Figure content listings
────────

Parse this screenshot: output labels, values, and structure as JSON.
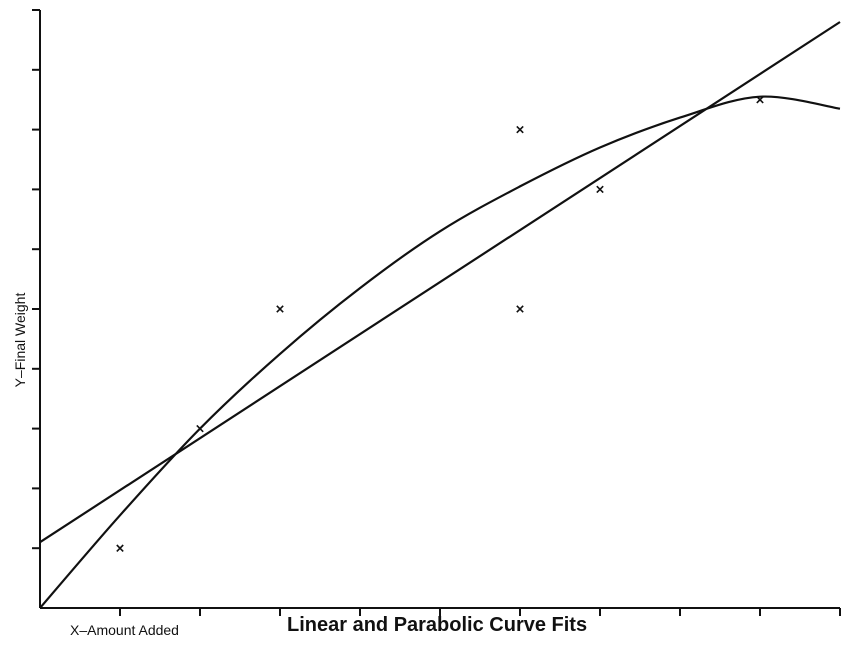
{
  "chart_data": {
    "type": "scatter",
    "title": "Linear and Parabolic Curve Fits",
    "xlabel": "X–Amount Added",
    "ylabel": "Y–Final Weight",
    "xlim": [
      0,
      10
    ],
    "ylim": [
      0,
      10
    ],
    "x_ticks": [
      1,
      2,
      3,
      4,
      5,
      6,
      7,
      8,
      9,
      10
    ],
    "y_ticks": [
      1,
      2,
      3,
      4,
      5,
      6,
      7,
      8,
      9,
      10
    ],
    "grid": false,
    "series": [
      {
        "kind": "points",
        "marker": "x",
        "x": [
          1,
          2,
          3,
          6,
          6,
          7,
          9
        ],
        "y": [
          1,
          3,
          5,
          8,
          5,
          7,
          8.5
        ]
      },
      {
        "kind": "line",
        "x": [
          0,
          10
        ],
        "y": [
          1.1,
          9.8
        ]
      },
      {
        "kind": "curve",
        "x": [
          0,
          1,
          2,
          3,
          4,
          5,
          6,
          7,
          8,
          9,
          10
        ],
        "y": [
          0,
          1.55,
          3.0,
          4.25,
          5.35,
          6.3,
          7.05,
          7.7,
          8.2,
          8.55,
          8.35
        ]
      }
    ]
  }
}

────────

■ **Written problem**
Exact duplication of all the records is required; pictures are omitted from the copy.

■ **Output**
Parse this screenshot: output labels, values, and structure as JSON.
{
  "chart_data": {
    "type": "scatter",
    "title": "Linear and Parabolic Curve Fits",
    "xlabel": "X–Amount Added",
    "ylabel": "Y–Final Weight",
    "xlim": [
      0,
      10
    ],
    "ylim": [
      0,
      10
    ],
    "x_ticks": [
      1,
      2,
      3,
      4,
      5,
      6,
      7,
      8,
      9,
      10
    ],
    "y_ticks": [
      1,
      2,
      3,
      4,
      5,
      6,
      7,
      8,
      9,
      10
    ],
    "grid": false,
    "series": [
      {
        "kind": "points",
        "marker": "x",
        "x": [
          1,
          2,
          3,
          6,
          6,
          7,
          9
        ],
        "y": [
          1,
          3,
          5,
          8,
          5,
          7,
          8.5
        ]
      },
      {
        "kind": "line",
        "x": [
          0,
          10
        ],
        "y": [
          1.1,
          9.8
        ]
      },
      {
        "kind": "curve",
        "x": [
          0,
          1,
          2,
          3,
          4,
          5,
          6,
          7,
          8,
          9,
          10
        ],
        "y": [
          0,
          1.55,
          3.0,
          4.25,
          5.35,
          6.3,
          7.05,
          7.7,
          8.2,
          8.55,
          8.35
        ]
      }
    ]
  }
}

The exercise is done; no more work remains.